*EXERCISE GOAL*:
Starting at the line with "Read all visible content and emit it as JSON." and stopping at the final line, retype the data below exactly; do not carry over any pictures.

*DATA FOR PROCESSING*:

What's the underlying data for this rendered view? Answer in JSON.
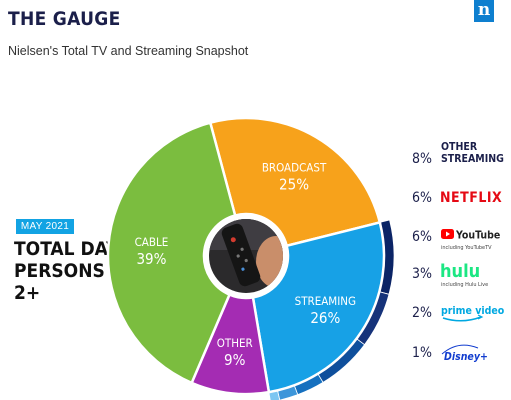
{
  "header": {
    "title": "THE GAUGE",
    "subtitle": "Nielsen's Total TV and Streaming Snapshot",
    "logo_glyph": "n"
  },
  "metric": {
    "date": "MAY 2021",
    "line1": "TOTAL DAY",
    "line2": "PERSONS 2+"
  },
  "colors": {
    "broadcast": "#f7a21b",
    "streaming": "#17a1e6",
    "other": "#a42cb3",
    "cable": "#7bbd3f",
    "netflix": "#e50914",
    "youtube": "#ff0000",
    "hulu": "#1ce783",
    "prime": "#00a8e1",
    "disney": "#113ccf",
    "navy": "#1b1f4a"
  },
  "chart_data": {
    "type": "pie",
    "segments": [
      {
        "name": "BROADCAST",
        "value": 25,
        "label": "25%"
      },
      {
        "name": "STREAMING",
        "value": 26,
        "label": "26%"
      },
      {
        "name": "OTHER",
        "value": 9,
        "label": "9%"
      },
      {
        "name": "CABLE",
        "value": 39,
        "label": "39%"
      }
    ],
    "streaming_breakdown": [
      {
        "pct": "8%",
        "value": 8,
        "name": "OTHER STREAMING",
        "name_line1": "OTHER",
        "name_line2": "STREAMING",
        "color": "#0b2466"
      },
      {
        "pct": "6%",
        "value": 6,
        "name": "NETFLIX",
        "color": "#16337a"
      },
      {
        "pct": "6%",
        "value": 6,
        "name": "YouTube",
        "sub": "including YouTubeTV",
        "color": "#0f4f9c"
      },
      {
        "pct": "3%",
        "value": 3,
        "name": "hulu",
        "sub": "including Hulu Live",
        "color": "#1670bf"
      },
      {
        "pct": "2%",
        "value": 2,
        "name": "prime video",
        "color": "#3d96da"
      },
      {
        "pct": "1%",
        "value": 1,
        "name": "Disney+",
        "color": "#7cc6f2"
      }
    ]
  }
}
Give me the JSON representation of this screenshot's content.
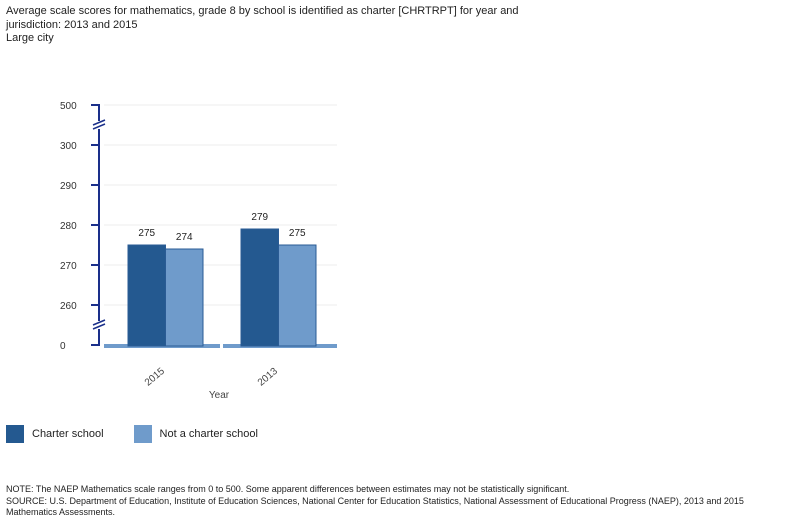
{
  "header": {
    "title": "Average scale scores for mathematics, grade 8 by school is identified as charter [CHRTRPT] for year and jurisdiction: 2013 and 2015",
    "subtitle": "Large city"
  },
  "chart_data": {
    "type": "bar",
    "categories": [
      "2015",
      "2013"
    ],
    "xlabel": "Year",
    "ylabel": "",
    "yticks": [
      "0",
      "260",
      "270",
      "280",
      "290",
      "300",
      "500"
    ],
    "axis_breaks": [
      "0-260",
      "300-500"
    ],
    "series": [
      {
        "name": "Charter school",
        "values": [
          275,
          279
        ],
        "color": "#245990"
      },
      {
        "name": "Not a charter school",
        "values": [
          274,
          275
        ],
        "color": "#6f9bcb"
      }
    ],
    "grid": true,
    "legend": "bottom-left"
  },
  "footer": {
    "note": "NOTE: The NAEP Mathematics scale ranges from 0 to 500. Some apparent differences between estimates may not be statistically significant.",
    "source": "SOURCE: U.S. Department of Education, Institute of Education Sciences, National Center for Education Statistics, National Assessment of Educational Progress (NAEP), 2013 and 2015 Mathematics Assessments."
  }
}
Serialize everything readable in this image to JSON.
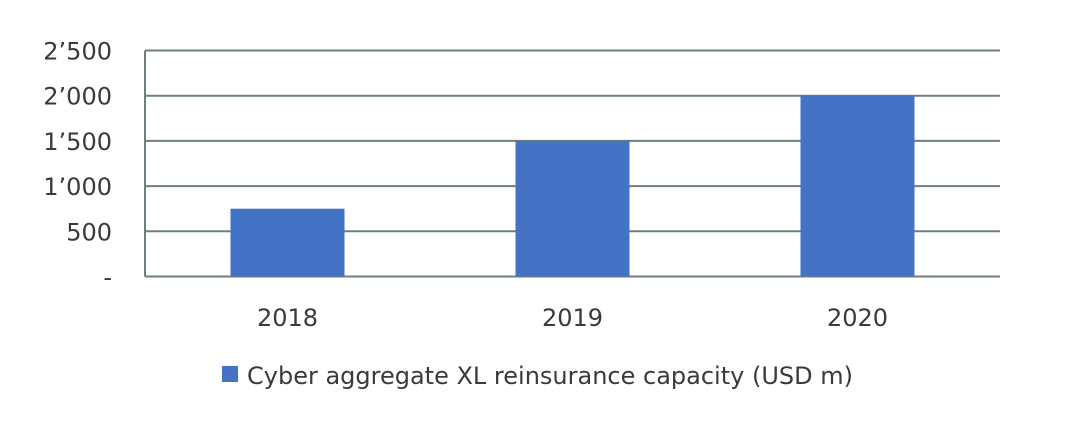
{
  "chart_data": {
    "type": "bar",
    "title": "",
    "xlabel": "",
    "ylabel": "",
    "categories": [
      "2018",
      "2019",
      "2020"
    ],
    "series": [
      {
        "name": "Cyber aggregate XL reinsurance capacity (USD m)",
        "values": [
          750,
          1500,
          2000
        ],
        "color": "#4472C4"
      }
    ],
    "ylim": [
      0,
      2500
    ],
    "yticks": [
      0,
      500,
      1000,
      1500,
      2000,
      2500
    ],
    "ytick_labels": [
      "-",
      "500",
      "1’000",
      "1’500",
      "2’000",
      "2’500"
    ],
    "grid": true,
    "legend": "bottom-center",
    "grid_color": "#6E8078"
  }
}
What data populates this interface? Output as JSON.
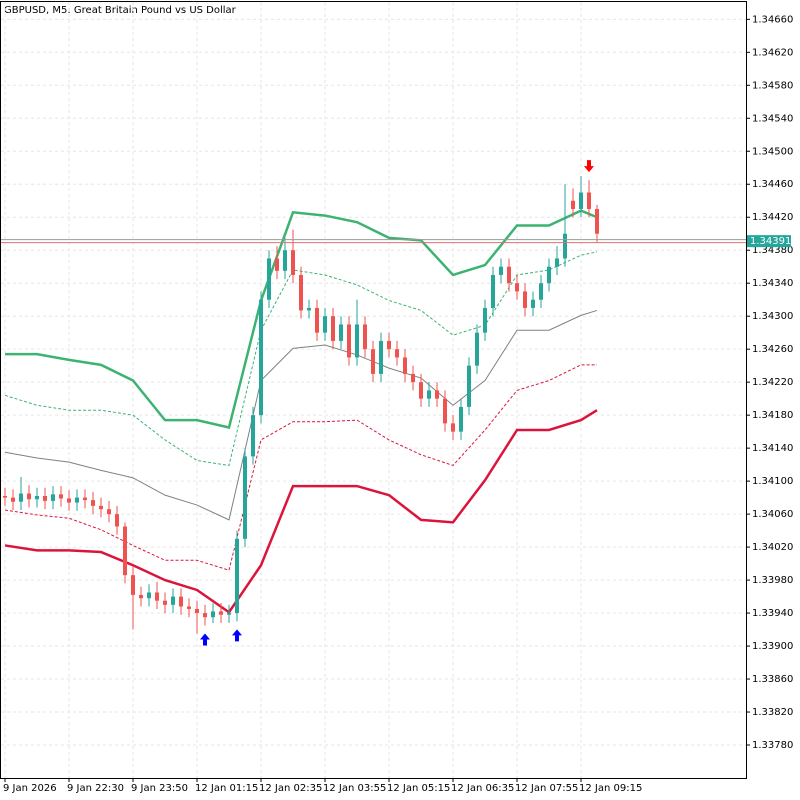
{
  "chart_data": {
    "type": "candlestick",
    "title": "GBPUSD, M5:  Great Britain Pound vs US Dollar",
    "ylim": [
      1.3374,
      1.34681
    ],
    "yticks": [
      {
        "value": 1.3378,
        "label": "1.33780"
      },
      {
        "value": 1.3382,
        "label": "1.33820"
      },
      {
        "value": 1.3386,
        "label": "1.33860"
      },
      {
        "value": 1.339,
        "label": "1.33900"
      },
      {
        "value": 1.3394,
        "label": "1.33940"
      },
      {
        "value": 1.3398,
        "label": "1.33980"
      },
      {
        "value": 1.3402,
        "label": "1.34020"
      },
      {
        "value": 1.3406,
        "label": "1.34060"
      },
      {
        "value": 1.341,
        "label": "1.34100"
      },
      {
        "value": 1.3414,
        "label": "1.34140"
      },
      {
        "value": 1.3418,
        "label": "1.34180"
      },
      {
        "value": 1.3422,
        "label": "1.34220"
      },
      {
        "value": 1.3426,
        "label": "1.34260"
      },
      {
        "value": 1.343,
        "label": "1.34300"
      },
      {
        "value": 1.3434,
        "label": "1.34340"
      },
      {
        "value": 1.3438,
        "label": "1.34380"
      },
      {
        "value": 1.3442,
        "label": "1.34420"
      },
      {
        "value": 1.3446,
        "label": "1.34460"
      },
      {
        "value": 1.345,
        "label": "1.34500"
      },
      {
        "value": 1.3454,
        "label": "1.34540"
      },
      {
        "value": 1.3458,
        "label": "1.34580"
      },
      {
        "value": 1.3462,
        "label": "1.34620"
      },
      {
        "value": 1.3466,
        "label": "1.34660"
      }
    ],
    "xlim": [
      -0.5,
      92.625
    ],
    "xticks": [
      {
        "value": 0,
        "label": "9 Jan 2026"
      },
      {
        "value": 8,
        "label": "9 Jan 22:30"
      },
      {
        "value": 16,
        "label": "9 Jan 23:50"
      },
      {
        "value": 24,
        "label": "12 Jan 01:15"
      },
      {
        "value": 32,
        "label": "12 Jan 02:35"
      },
      {
        "value": 40,
        "label": "12 Jan 03:55"
      },
      {
        "value": 48,
        "label": "12 Jan 05:15"
      },
      {
        "value": 56,
        "label": "12 Jan 06:35"
      },
      {
        "value": 64,
        "label": "12 Jan 07:55"
      },
      {
        "value": 72,
        "label": "12 Jan 09:15"
      }
    ],
    "grid": true,
    "up_color": "#26a69a",
    "down_color": "#ef5350",
    "open": [
      1.34082,
      1.3408,
      1.34075,
      1.34085,
      1.34078,
      1.34082,
      1.34076,
      1.34084,
      1.34079,
      1.34074,
      1.3408,
      1.34077,
      1.3407,
      1.34066,
      1.3406,
      1.34045,
      1.33986,
      1.33962,
      1.33958,
      1.33965,
      1.33955,
      1.3395,
      1.3396,
      1.33948,
      1.33945,
      1.3394,
      1.33935,
      1.33942,
      1.33938,
      1.3394,
      1.3403,
      1.3413,
      1.3418,
      1.3432,
      1.3437,
      1.34355,
      1.3438,
      1.3435,
      1.34307,
      1.3431,
      1.3428,
      1.343,
      1.3427,
      1.3429,
      1.3425,
      1.3429,
      1.3426,
      1.3423,
      1.3427,
      1.3426,
      1.3425,
      1.3423,
      1.3422,
      1.342,
      1.3421,
      1.342,
      1.3417,
      1.3416,
      1.3419,
      1.3424,
      1.3428,
      1.3431,
      1.3435,
      1.3436,
      1.3434,
      1.3433,
      1.3431,
      1.3432,
      1.3434,
      1.3436,
      1.3437,
      1.3444,
      1.3443,
      1.3445,
      1.3443
    ],
    "high": [
      1.34092,
      1.3409,
      1.34105,
      1.34095,
      1.34092,
      1.34092,
      1.34094,
      1.34094,
      1.34089,
      1.3409,
      1.3409,
      1.34087,
      1.3408,
      1.34076,
      1.3407,
      1.3405,
      1.33996,
      1.33972,
      1.33975,
      1.33978,
      1.33965,
      1.3397,
      1.3397,
      1.33958,
      1.33955,
      1.3395,
      1.33952,
      1.33952,
      1.3395,
      1.3404,
      1.3414,
      1.3419,
      1.3433,
      1.3438,
      1.34385,
      1.34395,
      1.34405,
      1.3436,
      1.3432,
      1.3432,
      1.3431,
      1.3431,
      1.343,
      1.343,
      1.3432,
      1.343,
      1.3427,
      1.3428,
      1.3428,
      1.3427,
      1.3426,
      1.3424,
      1.3423,
      1.3422,
      1.3422,
      1.3421,
      1.3418,
      1.342,
      1.3425,
      1.3429,
      1.3432,
      1.3436,
      1.3437,
      1.3437,
      1.3435,
      1.3434,
      1.3433,
      1.3435,
      1.3437,
      1.34385,
      1.3446,
      1.34455,
      1.3447,
      1.34465,
      1.34435
    ],
    "low": [
      1.3407,
      1.34065,
      1.34065,
      1.34068,
      1.34068,
      1.34066,
      1.34066,
      1.34069,
      1.34064,
      1.34064,
      1.34067,
      1.3406,
      1.34056,
      1.3405,
      1.34035,
      1.33976,
      1.3392,
      1.33948,
      1.33948,
      1.33945,
      1.3394,
      1.3394,
      1.33938,
      1.33935,
      1.33915,
      1.33925,
      1.33928,
      1.33928,
      1.33928,
      1.3393,
      1.3402,
      1.3412,
      1.3417,
      1.3431,
      1.34345,
      1.34345,
      1.3434,
      1.34297,
      1.34297,
      1.3427,
      1.3427,
      1.3426,
      1.3426,
      1.3424,
      1.3424,
      1.3425,
      1.3422,
      1.3422,
      1.3425,
      1.3424,
      1.3422,
      1.3421,
      1.3419,
      1.3419,
      1.3419,
      1.3416,
      1.3415,
      1.3415,
      1.3418,
      1.3423,
      1.3427,
      1.343,
      1.3434,
      1.3433,
      1.3432,
      1.343,
      1.343,
      1.3431,
      1.3433,
      1.3435,
      1.3436,
      1.3442,
      1.3442,
      1.3442,
      1.3439
    ],
    "close": [
      1.3408,
      1.34075,
      1.34085,
      1.34078,
      1.34082,
      1.34076,
      1.34084,
      1.34079,
      1.34074,
      1.3408,
      1.34077,
      1.3407,
      1.34066,
      1.3406,
      1.34045,
      1.33986,
      1.33962,
      1.33958,
      1.33965,
      1.33955,
      1.3395,
      1.3396,
      1.33948,
      1.33945,
      1.3394,
      1.33935,
      1.33942,
      1.33938,
      1.3394,
      1.3403,
      1.3413,
      1.3418,
      1.3432,
      1.3437,
      1.34355,
      1.3438,
      1.3435,
      1.34307,
      1.3431,
      1.3428,
      1.343,
      1.3427,
      1.3429,
      1.3425,
      1.3429,
      1.3426,
      1.3423,
      1.3427,
      1.3426,
      1.3425,
      1.3423,
      1.3422,
      1.342,
      1.3421,
      1.342,
      1.3417,
      1.3416,
      1.3419,
      1.3424,
      1.3428,
      1.3431,
      1.3435,
      1.3436,
      1.3434,
      1.3433,
      1.3431,
      1.3432,
      1.3434,
      1.3436,
      1.3437,
      1.344,
      1.3443,
      1.3445,
      1.3443,
      1.344
    ],
    "band_x": [
      0,
      4,
      8,
      12,
      16,
      20,
      24,
      28,
      32,
      36,
      40,
      44,
      48,
      52,
      56,
      60,
      64,
      68,
      72,
      74
    ],
    "series": [
      {
        "color": "#3cb371",
        "width": 2.5,
        "dash": false,
        "values": [
          1.34254,
          1.34254,
          1.34247,
          1.34241,
          1.34222,
          1.34174,
          1.34174,
          1.34165,
          1.34319,
          1.34426,
          1.34422,
          1.34414,
          1.34395,
          1.34392,
          1.3435,
          1.34362,
          1.3441,
          1.3441,
          1.34428,
          1.3442
        ]
      },
      {
        "color": "#3cb371",
        "width": 1,
        "dash": true,
        "values": [
          1.34204,
          1.34192,
          1.34186,
          1.34186,
          1.3418,
          1.3415,
          1.34125,
          1.34119,
          1.34283,
          1.34356,
          1.3435,
          1.34338,
          1.34319,
          1.34307,
          1.34277,
          1.34289,
          1.3435,
          1.34356,
          1.34374,
          1.34378
        ]
      },
      {
        "color": "#808080",
        "width": 1,
        "dash": false,
        "values": [
          1.34135,
          1.34128,
          1.34123,
          1.34113,
          1.34104,
          1.34083,
          1.34071,
          1.34053,
          1.34222,
          1.34261,
          1.34265,
          1.34253,
          1.34237,
          1.34225,
          1.34192,
          1.34222,
          1.34283,
          1.34283,
          1.34301,
          1.34307
        ]
      },
      {
        "color": "#dc143c",
        "width": 1,
        "dash": true,
        "values": [
          1.34065,
          1.34059,
          1.34055,
          1.34041,
          1.34022,
          1.34004,
          1.34004,
          1.33992,
          1.3415,
          1.34172,
          1.34172,
          1.34174,
          1.3415,
          1.34132,
          1.34119,
          1.34162,
          1.3421,
          1.34222,
          1.34241,
          1.34241
        ]
      },
      {
        "color": "#dc143c",
        "width": 2.5,
        "dash": false,
        "values": [
          1.34022,
          1.34016,
          1.34016,
          1.34014,
          1.33998,
          1.3398,
          1.33968,
          1.33941,
          1.33998,
          1.34094,
          1.34094,
          1.34094,
          1.34083,
          1.34053,
          1.3405,
          1.34101,
          1.34162,
          1.34162,
          1.34174,
          1.34186
        ]
      }
    ],
    "buy_signals": [
      25,
      29
    ],
    "sell_signals": [
      73
    ],
    "last_price": {
      "value": 1.34391,
      "label": "1.34391"
    }
  }
}
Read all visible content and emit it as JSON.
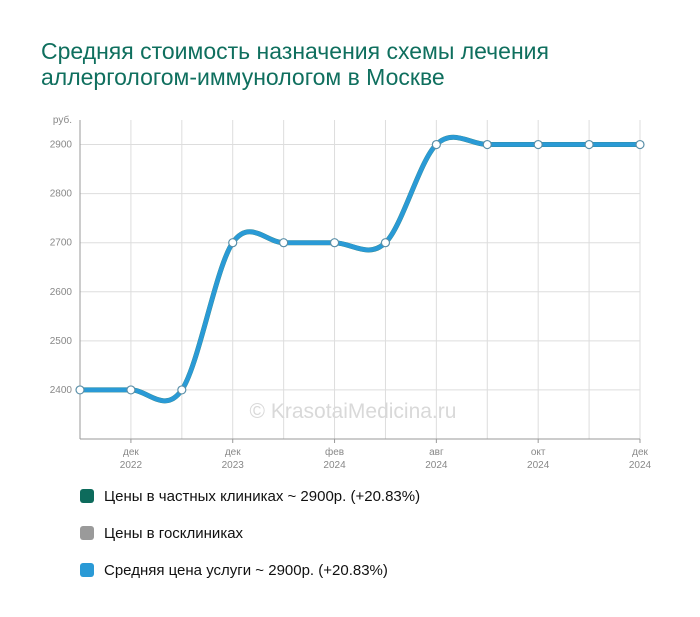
{
  "header": {
    "title_line1": "Средняя стоимость назначения схемы лечения",
    "title_line2": "аллергологом-иммунологом в Москве"
  },
  "watermark": "© KrasotaiMedicina.ru",
  "colors": {
    "title": "#0f6f5e",
    "private": "#0d6b5c",
    "public": "#9a9a9a",
    "average": "#2a9ad6",
    "grid": "#dddddd",
    "tick_text": "#888888"
  },
  "legend": [
    {
      "label": "Цены в частных клиниках ~ 2900р. (+20.83%)",
      "color": "#0d6b5c"
    },
    {
      "label": "Цены в госклиниках",
      "color": "#9a9a9a"
    },
    {
      "label": "Средняя цена услуги ~ 2900р. (+20.83%)",
      "color": "#2a9ad6"
    }
  ],
  "chart_data": {
    "type": "line",
    "y_unit_label": "руб.",
    "ylim": [
      2300,
      2950
    ],
    "yticks": [
      2400,
      2500,
      2600,
      2700,
      2800,
      2900
    ],
    "x_tick_labels": [
      {
        "month": "дек",
        "year": "2022"
      },
      {
        "month": "дек",
        "year": "2023"
      },
      {
        "month": "фев",
        "year": "2024"
      },
      {
        "month": "авг",
        "year": "2024"
      },
      {
        "month": "окт",
        "year": "2024"
      },
      {
        "month": "дек",
        "year": "2024"
      }
    ],
    "grid": true,
    "legend_position": "bottom",
    "series": [
      {
        "name": "Средняя цена услуги ~ 2900р. (+20.83%)",
        "values": [
          2400,
          2400,
          2400,
          2700,
          2700,
          2700,
          2700,
          2900,
          2900,
          2900,
          2900,
          2900
        ]
      }
    ]
  }
}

*COMPLETE RESPONSE*:
Read all visible content and emit it as JSON.
{
  "header": {
    "title_line1": "Средняя стоимость назначения схемы лечения",
    "title_line2": "аллергологом-иммунологом в Москве"
  },
  "watermark": "© KrasotaiMedicina.ru",
  "colors": {
    "title": "#0f6f5e",
    "private": "#0d6b5c",
    "public": "#9a9a9a",
    "average": "#2a9ad6",
    "grid": "#dddddd",
    "tick_text": "#888888"
  },
  "legend": [
    {
      "label": "Цены в частных клиниках ~ 2900р. (+20.83%)",
      "color": "#0d6b5c"
    },
    {
      "label": "Цены в госклиниках",
      "color": "#9a9a9a"
    },
    {
      "label": "Средняя цена услуги ~ 2900р. (+20.83%)",
      "color": "#2a9ad6"
    }
  ],
  "chart_data": {
    "type": "line",
    "y_unit_label": "руб.",
    "ylim": [
      2300,
      2950
    ],
    "yticks": [
      2400,
      2500,
      2600,
      2700,
      2800,
      2900
    ],
    "x_tick_labels": [
      {
        "month": "дек",
        "year": "2022"
      },
      {
        "month": "дек",
        "year": "2023"
      },
      {
        "month": "фев",
        "year": "2024"
      },
      {
        "month": "авг",
        "year": "2024"
      },
      {
        "month": "окт",
        "year": "2024"
      },
      {
        "month": "дек",
        "year": "2024"
      }
    ],
    "grid": true,
    "legend_position": "bottom",
    "series": [
      {
        "name": "Средняя цена услуги ~ 2900р. (+20.83%)",
        "values": [
          2400,
          2400,
          2400,
          2700,
          2700,
          2700,
          2700,
          2900,
          2900,
          2900,
          2900,
          2900
        ]
      }
    ]
  }
}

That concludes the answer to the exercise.